>> Begin Records provided
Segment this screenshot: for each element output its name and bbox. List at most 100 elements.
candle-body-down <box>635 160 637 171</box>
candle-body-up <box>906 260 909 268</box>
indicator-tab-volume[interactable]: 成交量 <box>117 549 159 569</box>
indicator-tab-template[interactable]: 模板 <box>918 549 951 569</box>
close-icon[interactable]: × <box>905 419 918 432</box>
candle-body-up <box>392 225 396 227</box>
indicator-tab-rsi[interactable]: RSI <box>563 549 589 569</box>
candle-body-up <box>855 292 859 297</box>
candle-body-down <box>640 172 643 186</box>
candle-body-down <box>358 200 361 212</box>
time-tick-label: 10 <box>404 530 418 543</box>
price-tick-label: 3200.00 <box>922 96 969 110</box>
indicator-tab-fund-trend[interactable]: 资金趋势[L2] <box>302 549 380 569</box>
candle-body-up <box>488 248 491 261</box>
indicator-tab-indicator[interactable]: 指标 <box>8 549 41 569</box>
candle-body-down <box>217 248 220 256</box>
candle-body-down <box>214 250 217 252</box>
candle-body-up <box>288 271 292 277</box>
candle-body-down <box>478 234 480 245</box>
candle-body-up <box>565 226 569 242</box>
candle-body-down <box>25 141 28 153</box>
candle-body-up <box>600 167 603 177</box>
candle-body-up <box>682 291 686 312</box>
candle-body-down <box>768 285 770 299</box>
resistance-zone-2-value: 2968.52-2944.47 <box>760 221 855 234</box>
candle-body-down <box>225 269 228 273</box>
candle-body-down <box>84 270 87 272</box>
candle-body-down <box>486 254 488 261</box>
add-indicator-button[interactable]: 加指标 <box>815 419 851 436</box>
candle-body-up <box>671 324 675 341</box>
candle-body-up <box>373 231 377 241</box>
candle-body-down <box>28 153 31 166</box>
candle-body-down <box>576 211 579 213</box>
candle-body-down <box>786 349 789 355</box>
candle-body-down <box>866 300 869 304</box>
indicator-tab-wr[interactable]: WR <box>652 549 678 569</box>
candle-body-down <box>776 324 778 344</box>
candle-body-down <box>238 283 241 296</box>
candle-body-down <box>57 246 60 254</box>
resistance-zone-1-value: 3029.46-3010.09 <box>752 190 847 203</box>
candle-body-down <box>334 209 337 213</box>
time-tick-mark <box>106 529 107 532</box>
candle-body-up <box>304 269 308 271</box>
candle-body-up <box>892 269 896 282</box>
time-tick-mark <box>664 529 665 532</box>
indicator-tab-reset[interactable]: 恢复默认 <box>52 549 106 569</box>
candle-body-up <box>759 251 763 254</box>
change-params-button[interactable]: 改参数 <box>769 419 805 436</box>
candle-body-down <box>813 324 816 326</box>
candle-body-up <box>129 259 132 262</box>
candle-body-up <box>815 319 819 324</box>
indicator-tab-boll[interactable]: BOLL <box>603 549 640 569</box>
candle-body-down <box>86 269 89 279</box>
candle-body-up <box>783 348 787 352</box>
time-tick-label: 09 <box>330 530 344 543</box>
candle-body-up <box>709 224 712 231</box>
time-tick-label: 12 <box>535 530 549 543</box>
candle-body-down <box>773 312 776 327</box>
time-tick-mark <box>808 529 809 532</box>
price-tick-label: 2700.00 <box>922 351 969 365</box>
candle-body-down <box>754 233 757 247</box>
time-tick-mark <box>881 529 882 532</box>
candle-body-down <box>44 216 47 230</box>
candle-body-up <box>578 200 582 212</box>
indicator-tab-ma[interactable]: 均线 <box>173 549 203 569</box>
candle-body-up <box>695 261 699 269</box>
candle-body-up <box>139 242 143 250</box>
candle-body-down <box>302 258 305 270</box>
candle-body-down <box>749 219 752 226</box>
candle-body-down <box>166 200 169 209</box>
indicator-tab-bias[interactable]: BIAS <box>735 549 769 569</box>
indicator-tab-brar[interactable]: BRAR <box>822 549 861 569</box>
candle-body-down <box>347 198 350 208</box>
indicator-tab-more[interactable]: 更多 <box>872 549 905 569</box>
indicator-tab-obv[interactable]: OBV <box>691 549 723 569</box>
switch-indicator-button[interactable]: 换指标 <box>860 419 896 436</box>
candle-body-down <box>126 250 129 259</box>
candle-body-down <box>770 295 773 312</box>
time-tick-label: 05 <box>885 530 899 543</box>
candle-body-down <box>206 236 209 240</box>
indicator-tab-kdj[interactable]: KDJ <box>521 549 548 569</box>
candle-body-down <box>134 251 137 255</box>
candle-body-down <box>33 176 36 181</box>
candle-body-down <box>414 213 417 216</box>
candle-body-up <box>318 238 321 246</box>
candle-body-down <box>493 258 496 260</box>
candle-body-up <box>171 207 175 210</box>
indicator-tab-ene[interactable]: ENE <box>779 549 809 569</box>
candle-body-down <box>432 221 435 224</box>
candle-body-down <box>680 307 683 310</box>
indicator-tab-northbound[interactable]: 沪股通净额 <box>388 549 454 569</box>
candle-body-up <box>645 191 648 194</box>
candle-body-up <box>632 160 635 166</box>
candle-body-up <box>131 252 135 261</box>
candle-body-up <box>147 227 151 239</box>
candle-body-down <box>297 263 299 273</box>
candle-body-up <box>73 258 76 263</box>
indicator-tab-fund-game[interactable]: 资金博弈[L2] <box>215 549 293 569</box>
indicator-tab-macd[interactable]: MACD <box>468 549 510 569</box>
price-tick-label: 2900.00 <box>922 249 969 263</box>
>> End Records provided
Task to carry out: Repeat everything from the first line of the data above down to the line containing "candle-body-up <box>855 292 859 297</box>", word for word, with both of those lines included.

Finished exercise:
Segment this screenshot: for each element output its name and bbox. List at most 100 elements.
candle-body-down <box>635 160 637 171</box>
candle-body-up <box>906 260 909 268</box>
indicator-tab-volume[interactable]: 成交量 <box>117 549 159 569</box>
indicator-tab-template[interactable]: 模板 <box>918 549 951 569</box>
close-icon[interactable]: × <box>905 419 918 432</box>
candle-body-up <box>392 225 396 227</box>
indicator-tab-rsi[interactable]: RSI <box>563 549 589 569</box>
candle-body-up <box>855 292 859 297</box>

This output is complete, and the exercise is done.